■ WORK TO DO ■
Look through the listing for the word "none". Copy each line that has it.

■ GIVEN RECORDS ■
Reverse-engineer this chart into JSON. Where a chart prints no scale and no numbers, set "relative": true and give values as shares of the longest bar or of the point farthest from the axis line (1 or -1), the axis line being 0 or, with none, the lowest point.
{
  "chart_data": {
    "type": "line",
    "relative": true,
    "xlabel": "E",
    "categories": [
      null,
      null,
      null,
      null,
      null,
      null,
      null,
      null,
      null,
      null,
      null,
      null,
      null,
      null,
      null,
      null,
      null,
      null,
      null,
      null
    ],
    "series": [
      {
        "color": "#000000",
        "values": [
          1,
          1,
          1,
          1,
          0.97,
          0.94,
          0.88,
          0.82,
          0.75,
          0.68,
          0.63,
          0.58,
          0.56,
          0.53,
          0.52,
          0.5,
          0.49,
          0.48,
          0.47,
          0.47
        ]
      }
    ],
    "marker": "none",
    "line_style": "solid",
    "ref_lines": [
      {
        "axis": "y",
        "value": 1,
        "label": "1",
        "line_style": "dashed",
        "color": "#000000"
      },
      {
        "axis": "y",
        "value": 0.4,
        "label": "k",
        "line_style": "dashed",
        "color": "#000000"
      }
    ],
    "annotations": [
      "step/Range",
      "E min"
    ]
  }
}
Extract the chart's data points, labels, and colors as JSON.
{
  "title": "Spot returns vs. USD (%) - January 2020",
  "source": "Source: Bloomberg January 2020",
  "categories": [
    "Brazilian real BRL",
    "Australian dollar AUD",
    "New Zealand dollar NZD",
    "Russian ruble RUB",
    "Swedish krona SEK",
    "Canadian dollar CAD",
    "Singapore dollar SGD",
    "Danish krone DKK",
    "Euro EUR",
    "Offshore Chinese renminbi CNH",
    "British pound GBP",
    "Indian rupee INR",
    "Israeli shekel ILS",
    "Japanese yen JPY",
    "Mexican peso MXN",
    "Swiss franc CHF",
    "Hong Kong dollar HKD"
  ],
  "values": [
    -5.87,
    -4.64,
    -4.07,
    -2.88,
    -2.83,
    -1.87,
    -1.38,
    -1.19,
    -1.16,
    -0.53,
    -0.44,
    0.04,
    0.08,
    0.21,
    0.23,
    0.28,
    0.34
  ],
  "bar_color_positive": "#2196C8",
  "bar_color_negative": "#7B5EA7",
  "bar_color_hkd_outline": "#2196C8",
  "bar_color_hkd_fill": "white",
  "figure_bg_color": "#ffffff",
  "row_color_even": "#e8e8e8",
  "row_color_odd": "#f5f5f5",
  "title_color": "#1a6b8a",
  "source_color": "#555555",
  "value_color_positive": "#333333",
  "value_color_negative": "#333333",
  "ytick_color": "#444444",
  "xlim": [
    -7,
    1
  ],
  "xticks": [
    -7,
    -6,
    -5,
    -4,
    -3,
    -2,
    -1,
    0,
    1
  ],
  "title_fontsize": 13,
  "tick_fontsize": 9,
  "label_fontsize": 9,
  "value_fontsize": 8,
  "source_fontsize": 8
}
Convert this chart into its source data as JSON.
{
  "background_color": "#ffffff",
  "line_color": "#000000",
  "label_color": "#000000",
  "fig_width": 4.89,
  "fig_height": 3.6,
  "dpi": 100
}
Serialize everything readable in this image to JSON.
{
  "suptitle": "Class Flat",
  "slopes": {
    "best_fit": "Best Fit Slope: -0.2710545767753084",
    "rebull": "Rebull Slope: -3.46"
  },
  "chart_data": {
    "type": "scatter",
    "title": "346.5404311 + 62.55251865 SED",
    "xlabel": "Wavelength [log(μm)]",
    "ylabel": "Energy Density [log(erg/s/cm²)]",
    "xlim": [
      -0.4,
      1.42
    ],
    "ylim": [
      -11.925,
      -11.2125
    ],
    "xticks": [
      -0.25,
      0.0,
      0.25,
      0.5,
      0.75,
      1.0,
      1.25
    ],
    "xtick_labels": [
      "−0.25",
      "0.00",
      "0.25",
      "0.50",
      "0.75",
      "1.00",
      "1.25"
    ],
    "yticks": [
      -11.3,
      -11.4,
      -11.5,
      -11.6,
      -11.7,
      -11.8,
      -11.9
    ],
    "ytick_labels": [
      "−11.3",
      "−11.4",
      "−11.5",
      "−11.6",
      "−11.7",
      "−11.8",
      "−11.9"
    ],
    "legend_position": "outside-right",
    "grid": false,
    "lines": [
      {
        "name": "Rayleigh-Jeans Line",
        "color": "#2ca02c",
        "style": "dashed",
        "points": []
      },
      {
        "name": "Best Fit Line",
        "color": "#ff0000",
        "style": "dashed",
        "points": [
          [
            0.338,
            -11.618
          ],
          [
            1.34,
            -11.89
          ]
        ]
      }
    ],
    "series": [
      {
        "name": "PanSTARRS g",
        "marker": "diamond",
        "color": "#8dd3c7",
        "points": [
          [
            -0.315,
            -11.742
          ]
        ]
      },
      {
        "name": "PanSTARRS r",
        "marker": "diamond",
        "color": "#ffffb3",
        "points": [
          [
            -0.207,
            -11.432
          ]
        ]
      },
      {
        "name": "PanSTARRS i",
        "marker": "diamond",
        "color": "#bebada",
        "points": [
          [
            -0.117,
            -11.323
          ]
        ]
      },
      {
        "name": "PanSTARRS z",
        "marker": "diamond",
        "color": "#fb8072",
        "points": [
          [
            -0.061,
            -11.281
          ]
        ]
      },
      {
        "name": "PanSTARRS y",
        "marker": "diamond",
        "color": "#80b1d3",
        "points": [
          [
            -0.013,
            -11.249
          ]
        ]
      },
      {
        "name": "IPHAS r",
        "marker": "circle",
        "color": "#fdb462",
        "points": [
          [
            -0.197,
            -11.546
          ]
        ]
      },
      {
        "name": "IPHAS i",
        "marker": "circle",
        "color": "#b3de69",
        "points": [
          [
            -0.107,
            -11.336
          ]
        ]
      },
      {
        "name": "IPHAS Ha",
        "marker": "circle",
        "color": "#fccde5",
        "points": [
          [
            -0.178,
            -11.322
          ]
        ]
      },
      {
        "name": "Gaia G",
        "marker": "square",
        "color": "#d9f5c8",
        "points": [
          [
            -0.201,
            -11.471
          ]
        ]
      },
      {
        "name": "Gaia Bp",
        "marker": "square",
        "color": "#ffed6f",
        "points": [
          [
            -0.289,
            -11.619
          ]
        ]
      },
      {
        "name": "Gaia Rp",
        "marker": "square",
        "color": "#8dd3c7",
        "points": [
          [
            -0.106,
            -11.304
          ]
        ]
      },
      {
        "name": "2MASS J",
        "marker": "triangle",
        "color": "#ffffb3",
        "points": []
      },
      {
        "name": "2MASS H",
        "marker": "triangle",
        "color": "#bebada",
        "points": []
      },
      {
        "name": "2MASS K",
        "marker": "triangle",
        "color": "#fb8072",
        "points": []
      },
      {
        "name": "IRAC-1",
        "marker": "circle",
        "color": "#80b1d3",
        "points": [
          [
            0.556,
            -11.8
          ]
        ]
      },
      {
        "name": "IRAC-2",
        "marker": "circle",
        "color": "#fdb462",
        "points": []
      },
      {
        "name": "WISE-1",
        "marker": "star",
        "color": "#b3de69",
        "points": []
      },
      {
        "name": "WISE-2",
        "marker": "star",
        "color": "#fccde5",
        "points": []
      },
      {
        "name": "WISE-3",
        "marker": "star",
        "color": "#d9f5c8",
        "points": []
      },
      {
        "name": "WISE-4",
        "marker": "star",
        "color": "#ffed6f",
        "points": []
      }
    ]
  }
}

■ COMPLETED TASK ■
Reverse-engineer this chart into JSON. Where a chart prints no scale and no numbers, set "relative": true and give values as shares of the longest bar or of the point farthest from the axis line (1 or -1), the axis line being 0 or, with none, the lowest point.
    "marker": "none",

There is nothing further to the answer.